------ Information shown ------
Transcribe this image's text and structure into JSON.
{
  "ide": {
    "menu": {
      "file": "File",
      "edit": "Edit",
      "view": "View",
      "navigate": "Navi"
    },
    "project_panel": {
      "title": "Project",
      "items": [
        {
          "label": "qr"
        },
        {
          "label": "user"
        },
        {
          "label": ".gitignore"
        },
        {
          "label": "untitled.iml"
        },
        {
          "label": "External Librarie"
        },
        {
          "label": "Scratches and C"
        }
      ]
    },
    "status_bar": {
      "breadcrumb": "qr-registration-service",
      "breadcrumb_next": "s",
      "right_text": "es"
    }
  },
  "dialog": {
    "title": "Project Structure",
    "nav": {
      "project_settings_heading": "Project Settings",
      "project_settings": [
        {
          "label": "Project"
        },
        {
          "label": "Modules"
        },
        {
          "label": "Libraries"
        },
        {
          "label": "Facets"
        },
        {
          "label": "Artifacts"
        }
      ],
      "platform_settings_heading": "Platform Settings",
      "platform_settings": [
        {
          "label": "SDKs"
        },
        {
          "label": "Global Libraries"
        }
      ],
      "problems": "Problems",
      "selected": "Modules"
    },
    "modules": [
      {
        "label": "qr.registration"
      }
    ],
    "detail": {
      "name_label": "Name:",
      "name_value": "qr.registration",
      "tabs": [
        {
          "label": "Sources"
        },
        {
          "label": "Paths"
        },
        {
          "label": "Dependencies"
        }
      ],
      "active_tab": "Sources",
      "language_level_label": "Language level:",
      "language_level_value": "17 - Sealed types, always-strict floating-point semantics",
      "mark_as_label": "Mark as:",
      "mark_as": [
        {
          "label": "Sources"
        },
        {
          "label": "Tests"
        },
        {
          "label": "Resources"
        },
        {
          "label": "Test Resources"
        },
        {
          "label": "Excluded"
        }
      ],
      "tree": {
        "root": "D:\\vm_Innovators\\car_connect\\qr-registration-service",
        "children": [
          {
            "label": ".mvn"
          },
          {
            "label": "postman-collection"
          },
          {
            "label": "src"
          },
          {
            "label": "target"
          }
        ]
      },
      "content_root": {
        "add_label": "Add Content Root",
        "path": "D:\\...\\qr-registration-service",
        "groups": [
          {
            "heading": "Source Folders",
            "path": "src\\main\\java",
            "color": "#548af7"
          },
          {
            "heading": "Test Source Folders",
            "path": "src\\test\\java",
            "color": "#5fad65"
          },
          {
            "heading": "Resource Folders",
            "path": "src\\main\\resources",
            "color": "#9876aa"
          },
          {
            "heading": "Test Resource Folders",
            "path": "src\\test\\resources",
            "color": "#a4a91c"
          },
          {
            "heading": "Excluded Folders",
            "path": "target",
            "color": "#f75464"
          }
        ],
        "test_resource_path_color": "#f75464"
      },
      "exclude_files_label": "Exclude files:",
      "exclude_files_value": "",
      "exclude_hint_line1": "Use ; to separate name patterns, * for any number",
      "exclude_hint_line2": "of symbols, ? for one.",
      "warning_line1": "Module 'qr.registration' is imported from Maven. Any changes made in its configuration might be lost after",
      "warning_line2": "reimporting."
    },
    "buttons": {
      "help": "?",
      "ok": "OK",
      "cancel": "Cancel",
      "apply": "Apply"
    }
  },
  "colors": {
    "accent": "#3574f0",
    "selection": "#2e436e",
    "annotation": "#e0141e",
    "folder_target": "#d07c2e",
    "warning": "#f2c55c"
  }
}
------
→ **Exercise aim**: Transcribe every entry word for word.

→ **Full answer**:
Transcribe this image's text and structure into JSON.
{
  "ide": {
    "menu": {
      "file": "File",
      "edit": "Edit",
      "view": "View",
      "navigate": "Navi"
    },
    "project_panel": {
      "title": "Project",
      "items": [
        {
          "label": "qr"
        },
        {
          "label": "user"
        },
        {
          "label": ".gitignore"
        },
        {
          "label": "untitled.iml"
        },
        {
          "label": "External Librarie"
        },
        {
          "label": "Scratches and C"
        }
      ]
    },
    "status_bar": {
      "breadcrumb": "qr-registration-service",
      "breadcrumb_next": "s",
      "right_text": "es"
    }
  },
  "dialog": {
    "title": "Project Structure",
    "nav": {
      "project_settings_heading": "Project Settings",
      "project_settings": [
        {
          "label": "Project"
        },
        {
          "label": "Modules"
        },
        {
          "label": "Libraries"
        },
        {
          "label": "Facets"
        },
        {
          "label": "Artifacts"
        }
      ],
      "platform_settings_heading": "Platform Settings",
      "platform_settings": [
        {
          "label": "SDKs"
        },
        {
          "label": "Global Libraries"
        }
      ],
      "problems": "Problems",
      "selected": "Modules"
    },
    "modules": [
      {
        "label": "qr.registration"
      }
    ],
    "detail": {
      "name_label": "Name:",
      "name_value": "qr.registration",
      "tabs": [
        {
          "label": "Sources"
        },
        {
          "label": "Paths"
        },
        {
          "label": "Dependencies"
        }
      ],
      "active_tab": "Sources",
      "language_level_label": "Language level:",
      "language_level_value": "17 - Sealed types, always-strict floating-point semantics",
      "mark_as_label": "Mark as:",
      "mark_as": [
        {
          "label": "Sources"
        },
        {
          "label": "Tests"
        },
        {
          "label": "Resources"
        },
        {
          "label": "Test Resources"
        },
        {
          "label": "Excluded"
        }
      ],
      "tree": {
        "root": "D:\\vm_Innovators\\car_connect\\qr-registration-service",
        "children": [
          {
            "label": ".mvn"
          },
          {
            "label": "postman-collection"
          },
          {
            "label": "src"
          },
          {
            "label": "target"
          }
        ]
      },
      "content_root": {
        "add_label": "Add Content Root",
        "path": "D:\\...\\qr-registration-service",
        "groups": [
          {
            "heading": "Source Folders",
            "path": "src\\main\\java",
            "color": "#548af7"
          },
          {
            "heading": "Test Source Folders",
            "path": "src\\test\\java",
            "color": "#5fad65"
          },
          {
            "heading": "Resource Folders",
            "path": "src\\main\\resources",
            "color": "#9876aa"
          },
          {
            "heading": "Test Resource Folders",
            "path": "src\\test\\resources",
            "color": "#a4a91c"
          },
          {
            "heading": "Excluded Folders",
            "path": "target",
            "color": "#f75464"
          }
        ],
        "test_resource_path_color": "#f75464"
      },
      "exclude_files_label": "Exclude files:",
      "exclude_files_value": "",
      "exclude_hint_line1": "Use ; to separate name patterns, * for any number",
      "exclude_hint_line2": "of symbols, ? for one.",
      "warning_line1": "Module 'qr.registration' is imported from Maven. Any changes made in its configuration might be lost after",
      "warning_line2": "reimporting."
    },
    "buttons": {
      "help": "?",
      "ok": "OK",
      "cancel": "Cancel",
      "apply": "Apply"
    }
  },
  "colors": {
    "accent": "#3574f0",
    "selection": "#2e436e",
    "annotation": "#e0141e",
    "folder_target": "#d07c2e",
    "warning": "#f2c55c"
  }
}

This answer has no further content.